(Collected data entries)
..........
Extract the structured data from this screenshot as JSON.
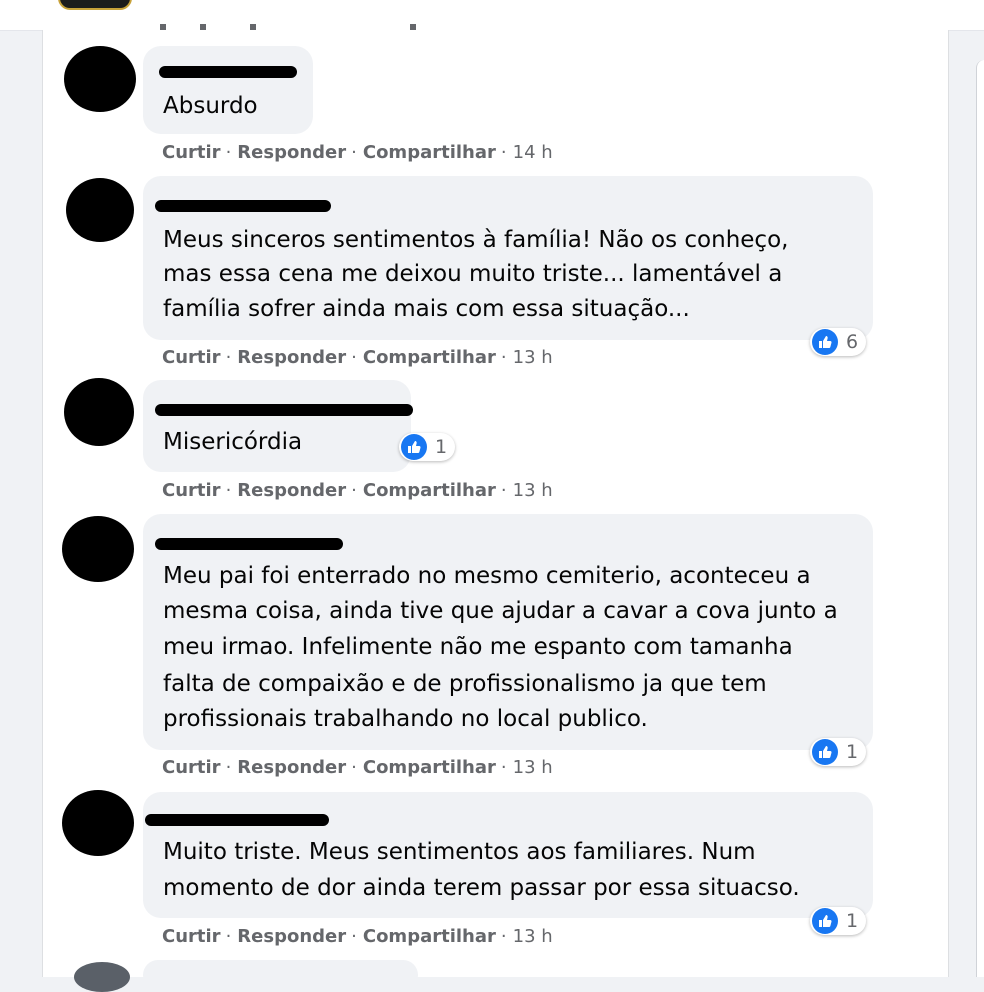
{
  "colors": {
    "accent": "#1877f2",
    "bubble": "#f0f2f5",
    "muted": "#65676b",
    "redaction": "#000000"
  },
  "actions": {
    "like": "Curtir",
    "reply": "Responder",
    "share": "Compartilhar",
    "separator": "·"
  },
  "comments": [
    {
      "lines": [
        "Absurdo"
      ],
      "time": "14 h",
      "reactions": null
    },
    {
      "lines": [
        "Meus sinceros sentimentos à família! Não os conheço,",
        "mas essa cena me deixou muito triste... lamentável a",
        "família sofrer ainda mais com essa situação..."
      ],
      "time": "13 h",
      "reactions": "6"
    },
    {
      "lines": [
        "Misericórdia"
      ],
      "time": "13 h",
      "reactions": "1"
    },
    {
      "lines": [
        "Meu pai foi enterrado no mesmo cemiterio, aconteceu a",
        "mesma coisa, ainda tive que ajudar a cavar a cova junto a",
        "meu irmao. Infelimente não me espanto com tamanha",
        "falta de compaixão e de profissionalismo ja que tem",
        "profissionais trabalhando no local publico."
      ],
      "time": "13 h",
      "reactions": "1"
    },
    {
      "lines": [
        "Muito triste. Meus sentimentos aos familiares. Num",
        "momento de dor ainda terem passar por essa situacso."
      ],
      "time": "13 h",
      "reactions": "1"
    }
  ],
  "icons": {
    "reaction": "like-icon"
  }
}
..........
*Aim*:
Reproduce the data verbatim. Do not carry any picture into the copy.

*Final result*:
Extract the structured data from this screenshot as JSON.
{
  "colors": {
    "accent": "#1877f2",
    "bubble": "#f0f2f5",
    "muted": "#65676b",
    "redaction": "#000000"
  },
  "actions": {
    "like": "Curtir",
    "reply": "Responder",
    "share": "Compartilhar",
    "separator": "·"
  },
  "comments": [
    {
      "lines": [
        "Absurdo"
      ],
      "time": "14 h",
      "reactions": null
    },
    {
      "lines": [
        "Meus sinceros sentimentos à família! Não os conheço,",
        "mas essa cena me deixou muito triste... lamentável a",
        "família sofrer ainda mais com essa situação..."
      ],
      "time": "13 h",
      "reactions": "6"
    },
    {
      "lines": [
        "Misericórdia"
      ],
      "time": "13 h",
      "reactions": "1"
    },
    {
      "lines": [
        "Meu pai foi enterrado no mesmo cemiterio, aconteceu a",
        "mesma coisa, ainda tive que ajudar a cavar a cova junto a",
        "meu irmao. Infelimente não me espanto com tamanha",
        "falta de compaixão e de profissionalismo ja que tem",
        "profissionais trabalhando no local publico."
      ],
      "time": "13 h",
      "reactions": "1"
    },
    {
      "lines": [
        "Muito triste. Meus sentimentos aos familiares. Num",
        "momento de dor ainda terem passar por essa situacso."
      ],
      "time": "13 h",
      "reactions": "1"
    }
  ],
  "icons": {
    "reaction": "like-icon"
  }
}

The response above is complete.